## WRITTEN TASK
Copy the records below exactly, from the line containing "What text is on this page?" through the last line, and leave out every picture.

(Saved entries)

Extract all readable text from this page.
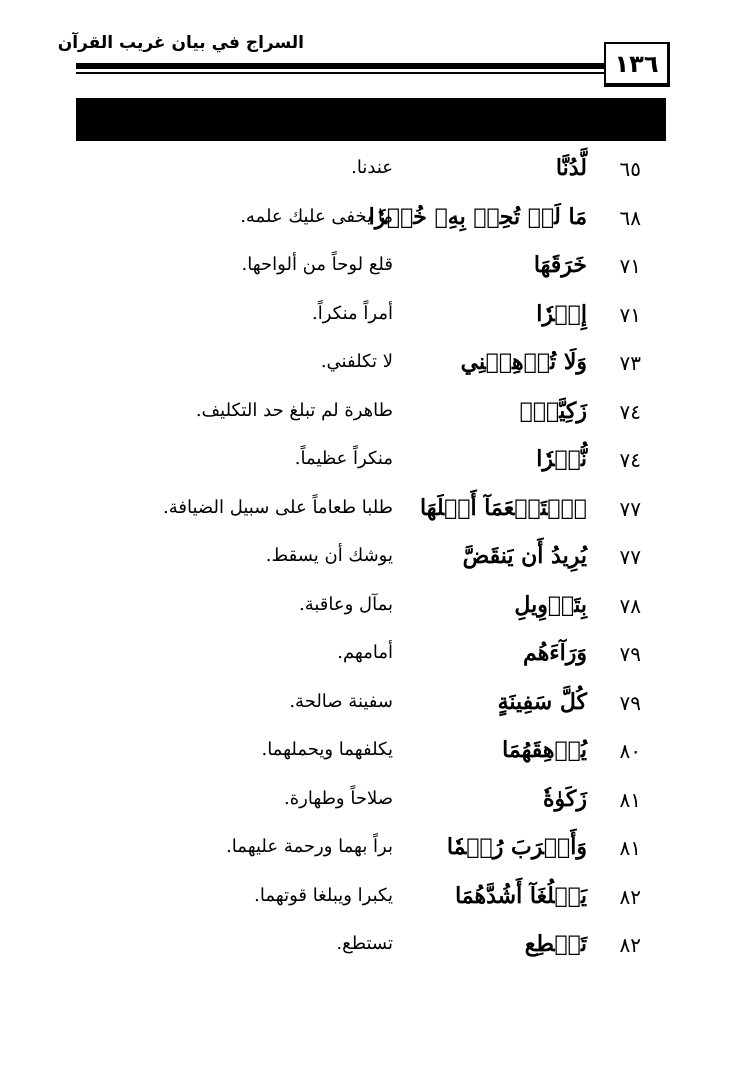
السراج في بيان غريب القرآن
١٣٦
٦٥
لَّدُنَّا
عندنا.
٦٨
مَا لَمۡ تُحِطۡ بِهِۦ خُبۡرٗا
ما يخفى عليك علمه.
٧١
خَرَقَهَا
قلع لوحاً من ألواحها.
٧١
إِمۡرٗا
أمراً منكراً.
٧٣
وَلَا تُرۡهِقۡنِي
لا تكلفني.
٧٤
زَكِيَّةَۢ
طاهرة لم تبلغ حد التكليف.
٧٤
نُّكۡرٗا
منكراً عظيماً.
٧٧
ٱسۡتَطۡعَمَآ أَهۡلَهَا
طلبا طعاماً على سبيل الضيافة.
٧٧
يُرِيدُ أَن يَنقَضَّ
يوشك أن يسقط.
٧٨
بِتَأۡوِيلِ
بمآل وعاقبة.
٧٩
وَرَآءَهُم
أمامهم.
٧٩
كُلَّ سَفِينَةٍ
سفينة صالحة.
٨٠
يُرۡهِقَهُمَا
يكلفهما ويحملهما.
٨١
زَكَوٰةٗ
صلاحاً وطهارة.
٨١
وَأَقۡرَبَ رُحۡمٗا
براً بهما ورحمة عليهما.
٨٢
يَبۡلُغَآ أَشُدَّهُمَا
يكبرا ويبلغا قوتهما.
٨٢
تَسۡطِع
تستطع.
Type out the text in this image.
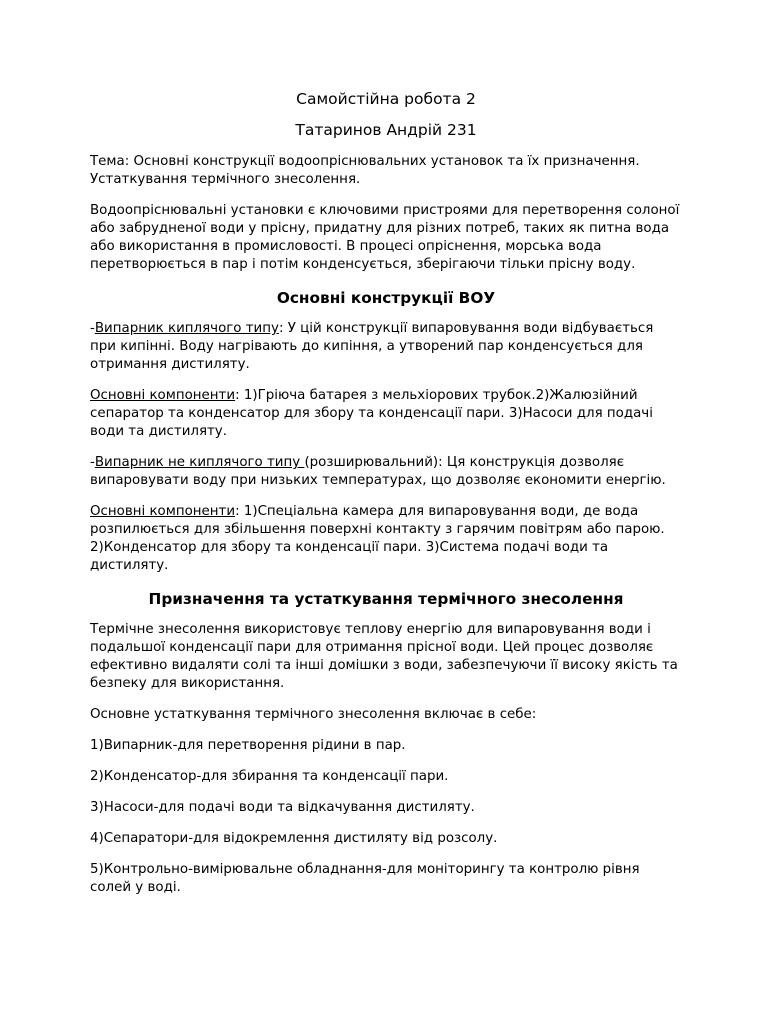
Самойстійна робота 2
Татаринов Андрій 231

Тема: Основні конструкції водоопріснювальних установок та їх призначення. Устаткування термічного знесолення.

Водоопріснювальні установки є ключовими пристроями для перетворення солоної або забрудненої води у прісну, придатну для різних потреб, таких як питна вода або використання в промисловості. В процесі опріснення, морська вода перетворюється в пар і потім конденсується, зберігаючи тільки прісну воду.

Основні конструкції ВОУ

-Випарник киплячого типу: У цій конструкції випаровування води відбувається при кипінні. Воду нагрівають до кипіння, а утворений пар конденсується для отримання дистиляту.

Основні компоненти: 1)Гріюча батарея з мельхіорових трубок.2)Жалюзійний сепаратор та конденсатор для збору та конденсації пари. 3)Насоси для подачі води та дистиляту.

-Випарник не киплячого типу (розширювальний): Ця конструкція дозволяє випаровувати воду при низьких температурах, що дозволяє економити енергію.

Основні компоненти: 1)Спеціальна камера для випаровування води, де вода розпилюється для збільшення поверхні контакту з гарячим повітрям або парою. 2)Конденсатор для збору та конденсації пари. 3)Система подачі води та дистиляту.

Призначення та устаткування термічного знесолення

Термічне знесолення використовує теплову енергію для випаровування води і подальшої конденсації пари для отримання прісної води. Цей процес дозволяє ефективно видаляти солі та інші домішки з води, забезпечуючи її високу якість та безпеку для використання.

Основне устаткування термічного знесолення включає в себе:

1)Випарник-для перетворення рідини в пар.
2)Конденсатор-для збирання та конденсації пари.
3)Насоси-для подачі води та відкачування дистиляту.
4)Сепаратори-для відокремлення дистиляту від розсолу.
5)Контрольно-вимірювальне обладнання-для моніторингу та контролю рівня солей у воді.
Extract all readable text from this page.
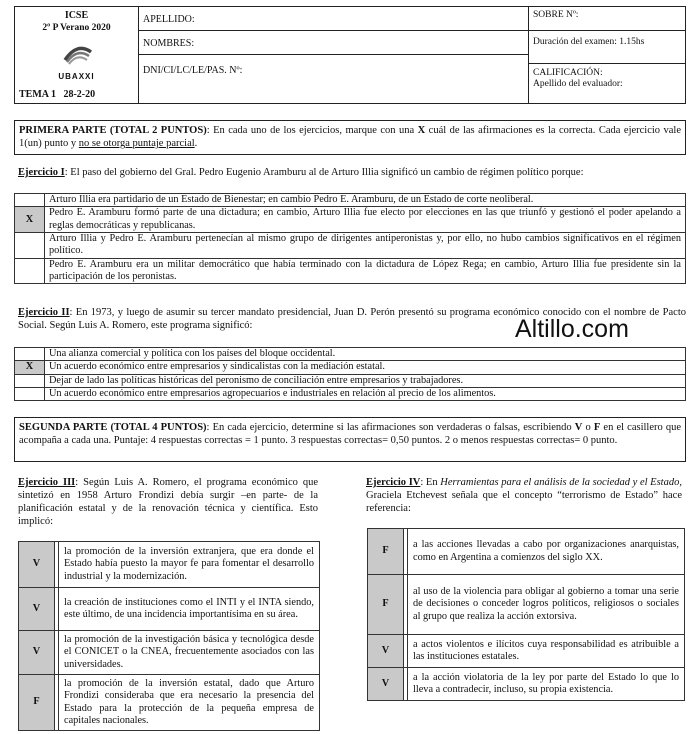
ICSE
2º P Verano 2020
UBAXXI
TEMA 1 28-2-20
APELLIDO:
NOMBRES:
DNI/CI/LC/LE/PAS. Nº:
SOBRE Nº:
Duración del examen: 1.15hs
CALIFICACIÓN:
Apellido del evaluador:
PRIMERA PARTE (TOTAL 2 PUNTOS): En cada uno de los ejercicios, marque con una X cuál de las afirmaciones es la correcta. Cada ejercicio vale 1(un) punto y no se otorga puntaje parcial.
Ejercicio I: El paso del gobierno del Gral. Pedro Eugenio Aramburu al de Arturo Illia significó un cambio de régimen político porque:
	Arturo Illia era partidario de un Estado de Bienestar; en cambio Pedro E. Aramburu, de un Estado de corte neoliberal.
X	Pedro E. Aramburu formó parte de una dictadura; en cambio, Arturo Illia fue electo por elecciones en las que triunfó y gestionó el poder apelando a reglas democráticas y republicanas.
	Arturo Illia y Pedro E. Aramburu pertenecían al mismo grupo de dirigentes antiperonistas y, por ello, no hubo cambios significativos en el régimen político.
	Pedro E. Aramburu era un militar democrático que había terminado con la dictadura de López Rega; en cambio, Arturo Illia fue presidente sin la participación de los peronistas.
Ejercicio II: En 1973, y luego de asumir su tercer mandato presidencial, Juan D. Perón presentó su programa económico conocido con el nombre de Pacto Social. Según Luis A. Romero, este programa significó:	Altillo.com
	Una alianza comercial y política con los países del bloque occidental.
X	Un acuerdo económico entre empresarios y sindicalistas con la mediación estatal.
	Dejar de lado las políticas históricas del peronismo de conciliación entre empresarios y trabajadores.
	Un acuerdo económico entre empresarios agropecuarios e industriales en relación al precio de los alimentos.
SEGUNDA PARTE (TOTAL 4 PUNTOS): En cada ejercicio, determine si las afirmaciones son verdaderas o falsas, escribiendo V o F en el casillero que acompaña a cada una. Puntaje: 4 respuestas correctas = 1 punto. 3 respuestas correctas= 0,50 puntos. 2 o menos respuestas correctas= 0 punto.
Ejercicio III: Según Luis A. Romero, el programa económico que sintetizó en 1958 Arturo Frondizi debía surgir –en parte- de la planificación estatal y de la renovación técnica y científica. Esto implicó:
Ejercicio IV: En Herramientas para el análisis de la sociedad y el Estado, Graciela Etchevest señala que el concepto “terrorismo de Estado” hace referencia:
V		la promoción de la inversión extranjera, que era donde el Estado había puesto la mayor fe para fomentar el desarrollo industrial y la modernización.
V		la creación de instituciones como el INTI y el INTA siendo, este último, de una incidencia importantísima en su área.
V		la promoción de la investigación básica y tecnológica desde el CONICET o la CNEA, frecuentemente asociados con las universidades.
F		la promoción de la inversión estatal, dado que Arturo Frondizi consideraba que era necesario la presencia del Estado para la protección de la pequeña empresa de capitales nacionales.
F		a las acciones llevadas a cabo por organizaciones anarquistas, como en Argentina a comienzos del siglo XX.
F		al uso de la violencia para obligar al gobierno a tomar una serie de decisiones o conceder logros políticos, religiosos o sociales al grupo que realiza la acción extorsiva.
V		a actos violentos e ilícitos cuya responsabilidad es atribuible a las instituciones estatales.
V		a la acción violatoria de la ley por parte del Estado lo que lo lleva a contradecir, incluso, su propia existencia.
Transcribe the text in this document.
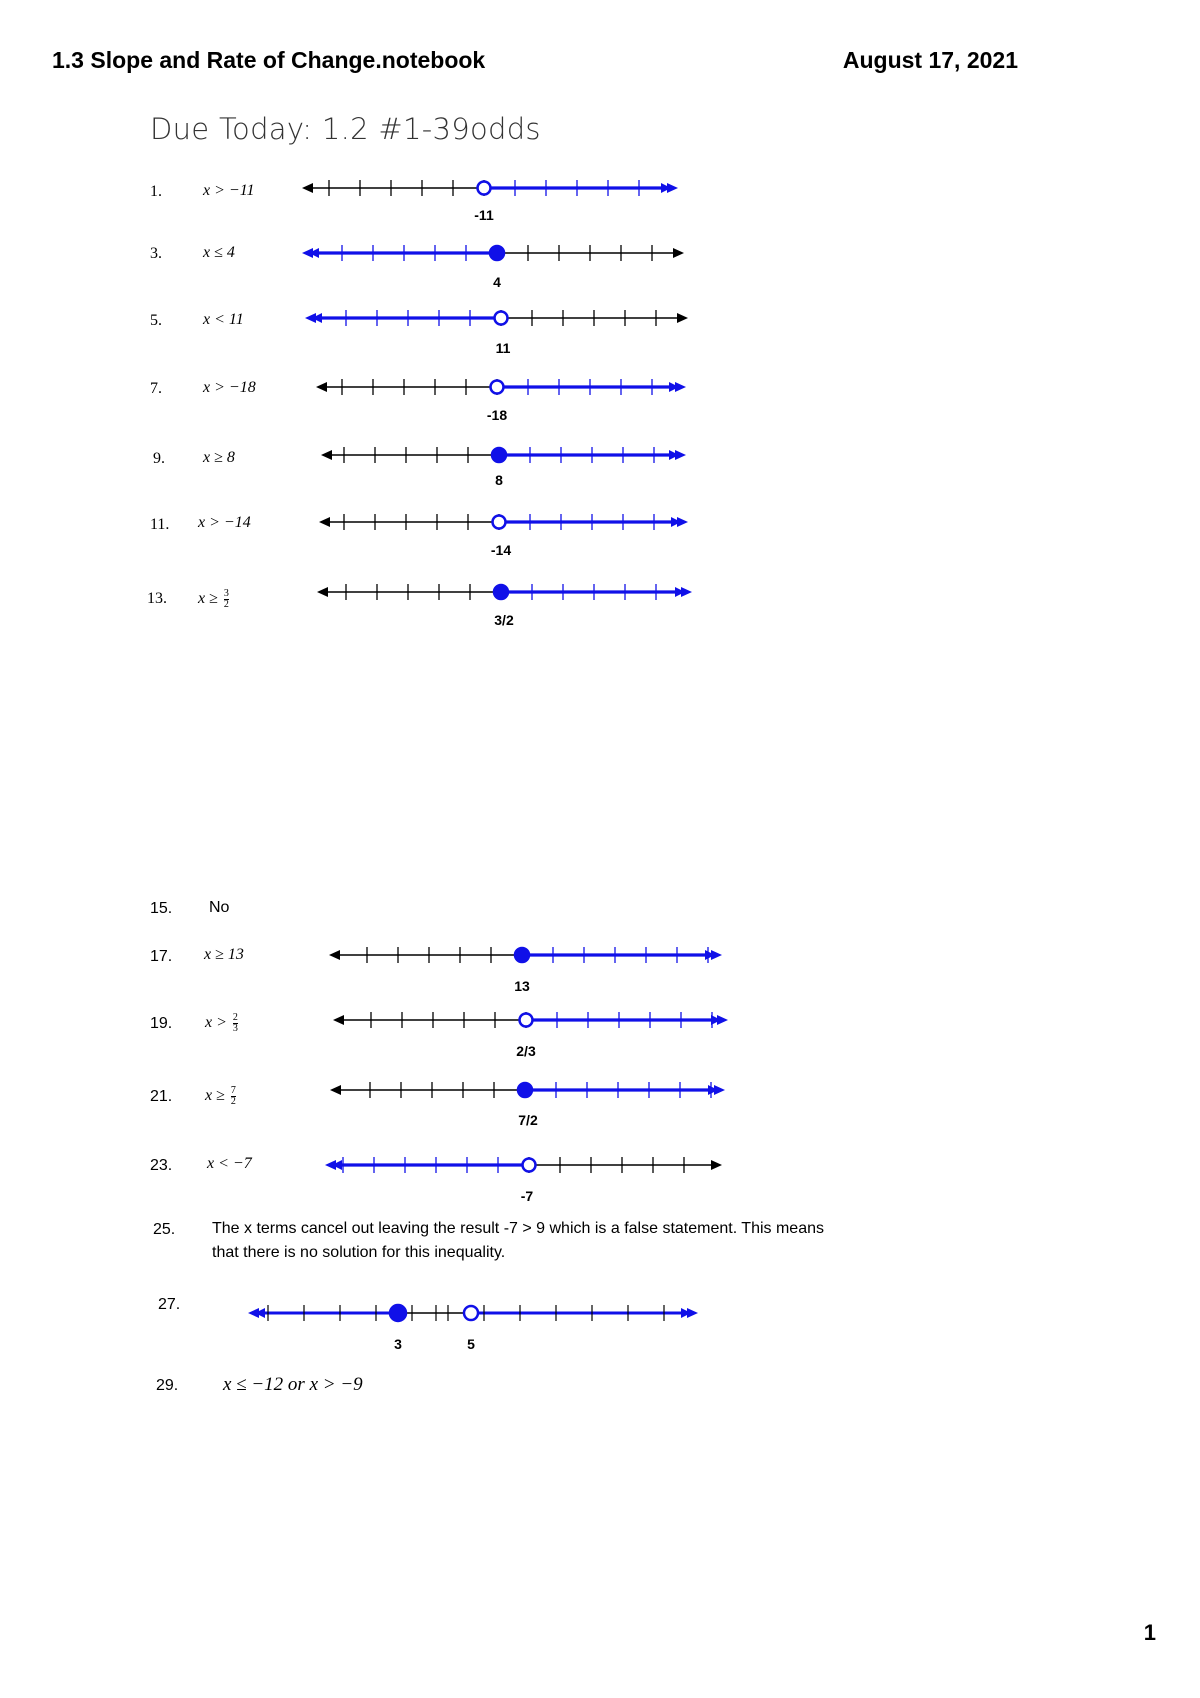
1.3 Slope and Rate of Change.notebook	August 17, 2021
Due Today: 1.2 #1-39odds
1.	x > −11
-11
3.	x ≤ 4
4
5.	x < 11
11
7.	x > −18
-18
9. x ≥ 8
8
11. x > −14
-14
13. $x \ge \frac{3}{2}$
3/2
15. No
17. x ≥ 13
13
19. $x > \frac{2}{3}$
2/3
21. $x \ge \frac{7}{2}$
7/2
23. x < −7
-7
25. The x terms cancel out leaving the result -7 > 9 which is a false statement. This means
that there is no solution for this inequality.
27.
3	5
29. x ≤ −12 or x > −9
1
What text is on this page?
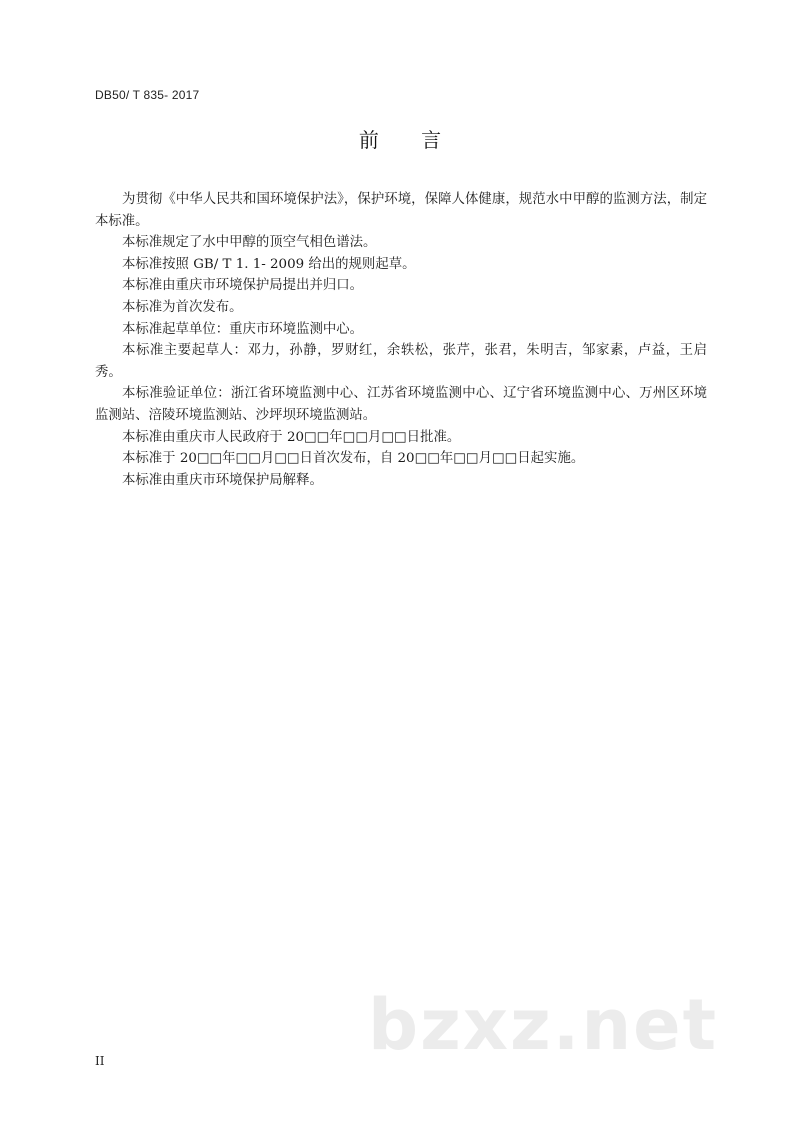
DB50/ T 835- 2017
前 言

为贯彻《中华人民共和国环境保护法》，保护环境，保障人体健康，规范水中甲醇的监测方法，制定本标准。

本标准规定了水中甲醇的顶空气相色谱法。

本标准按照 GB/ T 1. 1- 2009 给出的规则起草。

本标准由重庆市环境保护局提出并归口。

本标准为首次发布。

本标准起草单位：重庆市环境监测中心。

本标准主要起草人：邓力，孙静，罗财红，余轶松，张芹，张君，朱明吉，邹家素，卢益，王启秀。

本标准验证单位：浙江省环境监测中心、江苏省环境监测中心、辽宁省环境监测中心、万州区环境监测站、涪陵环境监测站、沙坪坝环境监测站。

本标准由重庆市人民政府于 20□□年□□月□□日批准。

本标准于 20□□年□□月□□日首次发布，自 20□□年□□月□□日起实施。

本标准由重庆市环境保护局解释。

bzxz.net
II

## REPLY TO THE EXERCISE
What text is on this page?
DB50/ T 835- 2017
前 言

为贯彻《中华人民共和国环境保护法》，保护环境，保障人体健康，规范水中甲醇的监测方法，制定本标准。

本标准规定了水中甲醇的顶空气相色谱法。

本标准按照 GB/ T 1. 1- 2009 给出的规则起草。

本标准由重庆市环境保护局提出并归口。

本标准为首次发布。

本标准起草单位：重庆市环境监测中心。

本标准主要起草人：邓力，孙静，罗财红，余轶松，张芹，张君，朱明吉，邹家素，卢益，王启秀。

本标准验证单位：浙江省环境监测中心、江苏省环境监测中心、辽宁省环境监测中心、万州区环境监测站、涪陵环境监测站、沙坪坝环境监测站。

本标准由重庆市人民政府于 20□□年□□月□□日批准。

本标准于 20□□年□□月□□日首次发布，自 20□□年□□月□□日起实施。

本标准由重庆市环境保护局解释。

bzxz.net
II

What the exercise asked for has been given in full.